## [Data entries for graphics]
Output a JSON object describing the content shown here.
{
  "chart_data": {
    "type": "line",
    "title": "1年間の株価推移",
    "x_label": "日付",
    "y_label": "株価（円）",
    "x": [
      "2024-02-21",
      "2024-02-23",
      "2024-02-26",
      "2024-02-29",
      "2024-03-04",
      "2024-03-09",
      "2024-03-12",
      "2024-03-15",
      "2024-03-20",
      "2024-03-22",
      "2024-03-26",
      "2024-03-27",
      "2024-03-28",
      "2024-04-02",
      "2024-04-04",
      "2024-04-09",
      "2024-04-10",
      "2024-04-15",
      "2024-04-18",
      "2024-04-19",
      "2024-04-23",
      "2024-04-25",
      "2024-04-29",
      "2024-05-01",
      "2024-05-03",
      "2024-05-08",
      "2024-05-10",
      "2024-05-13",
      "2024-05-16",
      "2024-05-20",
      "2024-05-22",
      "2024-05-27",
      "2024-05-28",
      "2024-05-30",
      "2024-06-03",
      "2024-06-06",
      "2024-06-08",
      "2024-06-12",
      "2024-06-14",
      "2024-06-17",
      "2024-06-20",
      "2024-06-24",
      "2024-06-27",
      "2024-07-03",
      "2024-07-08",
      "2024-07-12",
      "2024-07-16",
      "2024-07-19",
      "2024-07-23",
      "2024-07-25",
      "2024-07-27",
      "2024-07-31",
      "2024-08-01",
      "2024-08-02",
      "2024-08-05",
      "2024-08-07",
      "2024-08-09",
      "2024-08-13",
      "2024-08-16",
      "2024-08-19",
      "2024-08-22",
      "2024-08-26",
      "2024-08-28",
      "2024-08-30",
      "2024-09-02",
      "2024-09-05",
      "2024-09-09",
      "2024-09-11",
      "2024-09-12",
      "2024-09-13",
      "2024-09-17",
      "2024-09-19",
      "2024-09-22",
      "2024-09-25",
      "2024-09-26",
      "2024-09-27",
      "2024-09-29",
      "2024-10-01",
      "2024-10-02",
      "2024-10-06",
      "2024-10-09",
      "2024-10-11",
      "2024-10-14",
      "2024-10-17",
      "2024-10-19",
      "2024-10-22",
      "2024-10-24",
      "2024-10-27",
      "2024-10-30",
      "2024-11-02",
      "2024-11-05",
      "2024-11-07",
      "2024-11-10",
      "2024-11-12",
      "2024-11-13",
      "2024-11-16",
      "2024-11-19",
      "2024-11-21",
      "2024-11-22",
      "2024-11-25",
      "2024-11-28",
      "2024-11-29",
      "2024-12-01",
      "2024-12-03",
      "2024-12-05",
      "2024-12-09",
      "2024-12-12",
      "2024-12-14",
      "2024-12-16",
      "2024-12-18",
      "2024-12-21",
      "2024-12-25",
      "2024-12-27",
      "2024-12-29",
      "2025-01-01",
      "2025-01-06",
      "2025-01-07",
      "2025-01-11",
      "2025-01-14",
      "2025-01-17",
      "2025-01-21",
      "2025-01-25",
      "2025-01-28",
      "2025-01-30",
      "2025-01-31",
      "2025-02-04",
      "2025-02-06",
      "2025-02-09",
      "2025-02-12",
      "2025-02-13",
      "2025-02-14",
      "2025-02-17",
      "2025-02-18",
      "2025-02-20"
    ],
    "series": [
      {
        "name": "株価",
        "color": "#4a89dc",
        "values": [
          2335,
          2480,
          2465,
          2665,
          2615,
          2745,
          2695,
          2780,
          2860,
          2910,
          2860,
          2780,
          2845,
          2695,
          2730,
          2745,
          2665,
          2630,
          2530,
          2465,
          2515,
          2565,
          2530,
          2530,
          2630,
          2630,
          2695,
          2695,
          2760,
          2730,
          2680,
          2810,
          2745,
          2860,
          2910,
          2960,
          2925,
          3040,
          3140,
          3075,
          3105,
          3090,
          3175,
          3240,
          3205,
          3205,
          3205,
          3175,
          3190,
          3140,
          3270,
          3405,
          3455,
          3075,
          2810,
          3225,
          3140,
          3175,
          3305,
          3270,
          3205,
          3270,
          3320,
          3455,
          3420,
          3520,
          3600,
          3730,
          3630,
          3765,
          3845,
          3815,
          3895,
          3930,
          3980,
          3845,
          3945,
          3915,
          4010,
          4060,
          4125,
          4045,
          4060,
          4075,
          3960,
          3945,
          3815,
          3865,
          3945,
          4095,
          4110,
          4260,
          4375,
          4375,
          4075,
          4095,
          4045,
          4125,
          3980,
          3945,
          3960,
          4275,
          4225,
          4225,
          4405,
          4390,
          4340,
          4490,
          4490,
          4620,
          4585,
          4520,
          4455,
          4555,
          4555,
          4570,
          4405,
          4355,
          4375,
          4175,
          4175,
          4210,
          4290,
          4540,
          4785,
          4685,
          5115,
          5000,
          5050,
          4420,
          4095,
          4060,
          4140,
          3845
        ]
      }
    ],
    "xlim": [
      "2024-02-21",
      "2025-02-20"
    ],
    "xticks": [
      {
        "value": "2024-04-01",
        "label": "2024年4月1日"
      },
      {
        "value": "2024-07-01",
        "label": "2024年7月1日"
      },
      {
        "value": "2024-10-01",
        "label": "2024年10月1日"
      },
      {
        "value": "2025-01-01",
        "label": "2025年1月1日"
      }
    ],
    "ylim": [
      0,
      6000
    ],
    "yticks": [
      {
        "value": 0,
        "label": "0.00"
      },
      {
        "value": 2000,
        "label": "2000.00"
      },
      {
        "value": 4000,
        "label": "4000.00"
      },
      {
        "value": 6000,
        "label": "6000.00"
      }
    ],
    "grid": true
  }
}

## [Direction]
Quote the data above in full, changing nothing.

## [Task solution]
Output a JSON object describing the content shown here.
{
  "chart_data": {
    "type": "line",
    "title": "1年間の株価推移",
    "x_label": "日付",
    "y_label": "株価（円）",
    "x": [
      "2024-02-21",
      "2024-02-23",
      "2024-02-26",
      "2024-02-29",
      "2024-03-04",
      "2024-03-09",
      "2024-03-12",
      "2024-03-15",
      "2024-03-20",
      "2024-03-22",
      "2024-03-26",
      "2024-03-27",
      "2024-03-28",
      "2024-04-02",
      "2024-04-04",
      "2024-04-09",
      "2024-04-10",
      "2024-04-15",
      "2024-04-18",
      "2024-04-19",
      "2024-04-23",
      "2024-04-25",
      "2024-04-29",
      "2024-05-01",
      "2024-05-03",
      "2024-05-08",
      "2024-05-10",
      "2024-05-13",
      "2024-05-16",
      "2024-05-20",
      "2024-05-22",
      "2024-05-27",
      "2024-05-28",
      "2024-05-30",
      "2024-06-03",
      "2024-06-06",
      "2024-06-08",
      "2024-06-12",
      "2024-06-14",
      "2024-06-17",
      "2024-06-20",
      "2024-06-24",
      "2024-06-27",
      "2024-07-03",
      "2024-07-08",
      "2024-07-12",
      "2024-07-16",
      "2024-07-19",
      "2024-07-23",
      "2024-07-25",
      "2024-07-27",
      "2024-07-31",
      "2024-08-01",
      "2024-08-02",
      "2024-08-05",
      "2024-08-07",
      "2024-08-09",
      "2024-08-13",
      "2024-08-16",
      "2024-08-19",
      "2024-08-22",
      "2024-08-26",
      "2024-08-28",
      "2024-08-30",
      "2024-09-02",
      "2024-09-05",
      "2024-09-09",
      "2024-09-11",
      "2024-09-12",
      "2024-09-13",
      "2024-09-17",
      "2024-09-19",
      "2024-09-22",
      "2024-09-25",
      "2024-09-26",
      "2024-09-27",
      "2024-09-29",
      "2024-10-01",
      "2024-10-02",
      "2024-10-06",
      "2024-10-09",
      "2024-10-11",
      "2024-10-14",
      "2024-10-17",
      "2024-10-19",
      "2024-10-22",
      "2024-10-24",
      "2024-10-27",
      "2024-10-30",
      "2024-11-02",
      "2024-11-05",
      "2024-11-07",
      "2024-11-10",
      "2024-11-12",
      "2024-11-13",
      "2024-11-16",
      "2024-11-19",
      "2024-11-21",
      "2024-11-22",
      "2024-11-25",
      "2024-11-28",
      "2024-11-29",
      "2024-12-01",
      "2024-12-03",
      "2024-12-05",
      "2024-12-09",
      "2024-12-12",
      "2024-12-14",
      "2024-12-16",
      "2024-12-18",
      "2024-12-21",
      "2024-12-25",
      "2024-12-27",
      "2024-12-29",
      "2025-01-01",
      "2025-01-06",
      "2025-01-07",
      "2025-01-11",
      "2025-01-14",
      "2025-01-17",
      "2025-01-21",
      "2025-01-25",
      "2025-01-28",
      "2025-01-30",
      "2025-01-31",
      "2025-02-04",
      "2025-02-06",
      "2025-02-09",
      "2025-02-12",
      "2025-02-13",
      "2025-02-14",
      "2025-02-17",
      "2025-02-18",
      "2025-02-20"
    ],
    "series": [
      {
        "name": "株価",
        "color": "#4a89dc",
        "values": [
          2335,
          2480,
          2465,
          2665,
          2615,
          2745,
          2695,
          2780,
          2860,
          2910,
          2860,
          2780,
          2845,
          2695,
          2730,
          2745,
          2665,
          2630,
          2530,
          2465,
          2515,
          2565,
          2530,
          2530,
          2630,
          2630,
          2695,
          2695,
          2760,
          2730,
          2680,
          2810,
          2745,
          2860,
          2910,
          2960,
          2925,
          3040,
          3140,
          3075,
          3105,
          3090,
          3175,
          3240,
          3205,
          3205,
          3205,
          3175,
          3190,
          3140,
          3270,
          3405,
          3455,
          3075,
          2810,
          3225,
          3140,
          3175,
          3305,
          3270,
          3205,
          3270,
          3320,
          3455,
          3420,
          3520,
          3600,
          3730,
          3630,
          3765,
          3845,
          3815,
          3895,
          3930,
          3980,
          3845,
          3945,
          3915,
          4010,
          4060,
          4125,
          4045,
          4060,
          4075,
          3960,
          3945,
          3815,
          3865,
          3945,
          4095,
          4110,
          4260,
          4375,
          4375,
          4075,
          4095,
          4045,
          4125,
          3980,
          3945,
          3960,
          4275,
          4225,
          4225,
          4405,
          4390,
          4340,
          4490,
          4490,
          4620,
          4585,
          4520,
          4455,
          4555,
          4555,
          4570,
          4405,
          4355,
          4375,
          4175,
          4175,
          4210,
          4290,
          4540,
          4785,
          4685,
          5115,
          5000,
          5050,
          4420,
          4095,
          4060,
          4140,
          3845
        ]
      }
    ],
    "xlim": [
      "2024-02-21",
      "2025-02-20"
    ],
    "xticks": [
      {
        "value": "2024-04-01",
        "label": "2024年4月1日"
      },
      {
        "value": "2024-07-01",
        "label": "2024年7月1日"
      },
      {
        "value": "2024-10-01",
        "label": "2024年10月1日"
      },
      {
        "value": "2025-01-01",
        "label": "2025年1月1日"
      }
    ],
    "ylim": [
      0,
      6000
    ],
    "yticks": [
      {
        "value": 0,
        "label": "0.00"
      },
      {
        "value": 2000,
        "label": "2000.00"
      },
      {
        "value": 4000,
        "label": "4000.00"
      },
      {
        "value": 6000,
        "label": "6000.00"
      }
    ],
    "grid": true
  }
}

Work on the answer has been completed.